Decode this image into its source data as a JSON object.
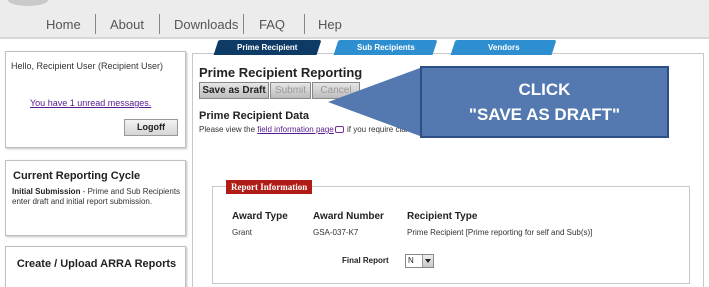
{
  "nav": {
    "items": [
      "Home",
      "About",
      "Downloads",
      "FAQ",
      "Hep"
    ]
  },
  "sidebar": {
    "greeting": "Hello, Recipient User (Recipient User)",
    "unread_link": "You have 1 unread messages.",
    "logoff_label": "Logoff",
    "cycle_title": "Current Reporting Cycle",
    "cycle_bold": "Initial Submission",
    "cycle_text": " - Prime and Sub Recipients enter draft and initial report submission.",
    "create_title": "Create / Upload ARRA Reports"
  },
  "tabs": [
    "Prime Recipient",
    "Sub Recipients",
    "Vendors"
  ],
  "main": {
    "title": "Prime Recipient Reporting",
    "save_draft_label": "Save as Draft",
    "submit_label": "Submit",
    "cancel_label": "Cancel",
    "section_title": "Prime Recipient Data",
    "info_prefix": "Please view the ",
    "info_link": "field information page",
    "info_suffix": " if you require clarification about the fields that appear on this form."
  },
  "report": {
    "tag": "Report Information",
    "columns": [
      "Award Type",
      "Award Number",
      "Recipient Type"
    ],
    "values": [
      "Grant",
      "GSA-037-K7",
      "Prime Recipient [Prime reporting for self and Sub(s)]"
    ],
    "final_label": "Final Report",
    "final_value": "N"
  },
  "callout": {
    "line1": "CLICK",
    "line2": "\"SAVE AS DRAFT\""
  },
  "colors": {
    "tab_active": "#0e3a66",
    "tab_inactive": "#2e8fd0",
    "report_tag": "#b01d16",
    "callout": "#5478b0",
    "link": "#551a8b"
  }
}
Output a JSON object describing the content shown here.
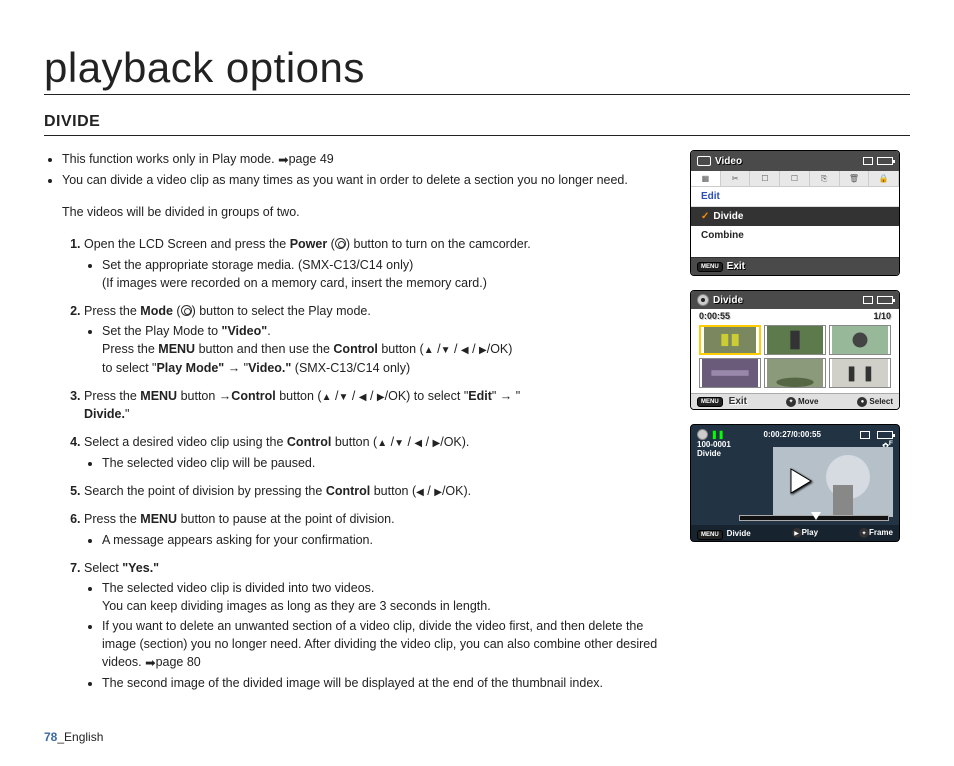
{
  "page_title": "playback options",
  "section_title": "DIVIDE",
  "intro": {
    "i1": "This function works only in Play mode.",
    "i1_ref": "page 49",
    "i2": "You can divide a video clip as many times as you want in order to delete a section you no longer need.",
    "i2b": "The videos will be divided in groups of two."
  },
  "steps": {
    "s1_a": "Open the LCD Screen and press the ",
    "s1_b": "Power",
    "s1_c": " button to turn on the camcorder.",
    "s1_sub1": "Set the appropriate storage media. (SMX-C13/C14 only)",
    "s1_sub1b": "(If images were recorded on a memory card, insert the memory card.)",
    "s2_a": "Press the ",
    "s2_b": "Mode",
    "s2_c": " button to select the Play mode.",
    "s2_sub1_a": "Set the Play Mode to ",
    "s2_sub1_b": "\"Video\"",
    "s2_sub1_c": ".",
    "s2_sub1_d": "Press the ",
    "s2_sub1_e": "MENU",
    "s2_sub1_f": " button and then use the ",
    "s2_sub1_g": "Control",
    "s2_sub1_h": " button (",
    "s2_sub1_i": "/OK)",
    "s2_sub1_j": "to select \"",
    "s2_sub1_k": "Play Mode\"",
    "s2_sub1_l": " → \"",
    "s2_sub1_m": "Video.\"",
    "s2_sub1_n": " (SMX-C13/C14 only)",
    "s3_a": "Press the ",
    "s3_b": "MENU",
    "s3_c": " button →",
    "s3_d": "Control",
    "s3_e": " button (",
    "s3_f": "/OK) to select \"",
    "s3_g": "Edit",
    "s3_h": "\" → \"",
    "s3_i": "Divide.",
    "s3_j": "\"",
    "s4_a": "Select a desired video clip using the ",
    "s4_b": "Control",
    "s4_c": " button (",
    "s4_d": "/OK).",
    "s4_sub1": "The selected video clip will be paused.",
    "s5_a": "Search the point of division by pressing the ",
    "s5_b": "Control",
    "s5_c": " button (",
    "s5_d": "/OK).",
    "s6_a": "Press the ",
    "s6_b": "MENU",
    "s6_c": " button to pause at the point of division.",
    "s6_sub1": "A message appears asking for your confirmation.",
    "s7_a": "Select ",
    "s7_b": "\"Yes.\"",
    "s7_sub1a": "The selected video clip is divided into two videos.",
    "s7_sub1b": "You can keep dividing images as long as they are 3 seconds in length.",
    "s7_sub2": "If you want to delete an unwanted section of a video clip, divide the video first, and then delete the image (section) you no longer need. After dividing the video clip, you can also combine other desired videos.",
    "s7_sub2_ref": "page 80",
    "s7_sub3": "The second image of the divided image will be displayed at the end of the thumbnail index."
  },
  "screen1": {
    "title": "Video",
    "edit": "Edit",
    "divide": "Divide",
    "combine": "Combine",
    "menu": "MENU",
    "exit": "Exit"
  },
  "screen2": {
    "title": "Divide",
    "time": "0:00:55",
    "count": "1/10",
    "menu": "MENU",
    "exit": "Exit",
    "move": "Move",
    "select": "Select"
  },
  "screen3": {
    "time": "0:00:27/0:00:55",
    "id": "100-0001",
    "label": "Divide",
    "focus": "F",
    "menu": "MENU",
    "divide": "Divide",
    "play": "Play",
    "frame": "Frame"
  },
  "footer": {
    "page": "78",
    "lang": "_English"
  }
}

**Problem details:** Omit pictures; set down the rest of the material word for word.

**Answer to this problem:**
Decode this image into its source data as a JSON object.
{
  "nav": {
    "items": [
      "Home",
      "About",
      "Downloads",
      "FAQ",
      "Hep"
    ]
  },
  "sidebar": {
    "greeting": "Hello, Recipient User (Recipient User)",
    "unread_link": "You have 1 unread messages.",
    "logoff_label": "Logoff",
    "cycle_title": "Current Reporting Cycle",
    "cycle_bold": "Initial Submission",
    "cycle_text": " - Prime and Sub Recipients enter draft and initial report submission.",
    "create_title": "Create / Upload ARRA Reports"
  },
  "tabs": [
    "Prime Recipient",
    "Sub Recipients",
    "Vendors"
  ],
  "main": {
    "title": "Prime Recipient Reporting",
    "save_draft_label": "Save as Draft",
    "submit_label": "Submit",
    "cancel_label": "Cancel",
    "section_title": "Prime Recipient Data",
    "info_prefix": "Please view the ",
    "info_link": "field information page",
    "info_suffix": " if you require clarification about the fields that appear on this form."
  },
  "report": {
    "tag": "Report Information",
    "columns": [
      "Award Type",
      "Award Number",
      "Recipient Type"
    ],
    "values": [
      "Grant",
      "GSA-037-K7",
      "Prime Recipient [Prime reporting for self and Sub(s)]"
    ],
    "final_label": "Final Report",
    "final_value": "N"
  },
  "callout": {
    "line1": "CLICK",
    "line2": "\"SAVE AS DRAFT\""
  },
  "colors": {
    "tab_active": "#0e3a66",
    "tab_inactive": "#2e8fd0",
    "report_tag": "#b01d16",
    "callout": "#5478b0",
    "link": "#551a8b"
  }
}
Output a JSON object describing the content shown here.
{
  "page_title": "playback options",
  "section_title": "DIVIDE",
  "intro": {
    "i1": "This function works only in Play mode.",
    "i1_ref": "page 49",
    "i2": "You can divide a video clip as many times as you want in order to delete a section you no longer need.",
    "i2b": "The videos will be divided in groups of two."
  },
  "steps": {
    "s1_a": "Open the LCD Screen and press the ",
    "s1_b": "Power",
    "s1_c": " button to turn on the camcorder.",
    "s1_sub1": "Set the appropriate storage media. (SMX-C13/C14 only)",
    "s1_sub1b": "(If images were recorded on a memory card, insert the memory card.)",
    "s2_a": "Press the ",
    "s2_b": "Mode",
    "s2_c": " button to select the Play mode.",
    "s2_sub1_a": "Set the Play Mode to ",
    "s2_sub1_b": "\"Video\"",
    "s2_sub1_c": ".",
    "s2_sub1_d": "Press the ",
    "s2_sub1_e": "MENU",
    "s2_sub1_f": " button and then use the ",
    "s2_sub1_g": "Control",
    "s2_sub1_h": " button (",
    "s2_sub1_i": "/OK)",
    "s2_sub1_j": "to select \"",
    "s2_sub1_k": "Play Mode\"",
    "s2_sub1_l": " → \"",
    "s2_sub1_m": "Video.\"",
    "s2_sub1_n": " (SMX-C13/C14 only)",
    "s3_a": "Press the ",
    "s3_b": "MENU",
    "s3_c": " button →",
    "s3_d": "Control",
    "s3_e": " button (",
    "s3_f": "/OK) to select \"",
    "s3_g": "Edit",
    "s3_h": "\" → \"",
    "s3_i": "Divide.",
    "s3_j": "\"",
    "s4_a": "Select a desired video clip using the ",
    "s4_b": "Control",
    "s4_c": " button (",
    "s4_d": "/OK).",
    "s4_sub1": "The selected video clip will be paused.",
    "s5_a": "Search the point of division by pressing the ",
    "s5_b": "Control",
    "s5_c": " button (",
    "s5_d": "/OK).",
    "s6_a": "Press the ",
    "s6_b": "MENU",
    "s6_c": " button to pause at the point of division.",
    "s6_sub1": "A message appears asking for your confirmation.",
    "s7_a": "Select ",
    "s7_b": "\"Yes.\"",
    "s7_sub1a": "The selected video clip is divided into two videos.",
    "s7_sub1b": "You can keep dividing images as long as they are 3 seconds in length.",
    "s7_sub2": "If you want to delete an unwanted section of a video clip, divide the video first, and then delete the image (section) you no longer need. After dividing the video clip, you can also combine other desired videos.",
    "s7_sub2_ref": "page 80",
    "s7_sub3": "The second image of the divided image will be displayed at the end of the thumbnail index."
  },
  "screen1": {
    "title": "Video",
    "edit": "Edit",
    "divide": "Divide",
    "combine": "Combine",
    "menu": "MENU",
    "exit": "Exit"
  },
  "screen2": {
    "title": "Divide",
    "time": "0:00:55",
    "count": "1/10",
    "menu": "MENU",
    "exit": "Exit",
    "move": "Move",
    "select": "Select"
  },
  "screen3": {
    "time": "0:00:27/0:00:55",
    "id": "100-0001",
    "label": "Divide",
    "focus": "F",
    "menu": "MENU",
    "divide": "Divide",
    "play": "Play",
    "frame": "Frame"
  },
  "footer": {
    "page": "78",
    "lang": "_English"
  }
}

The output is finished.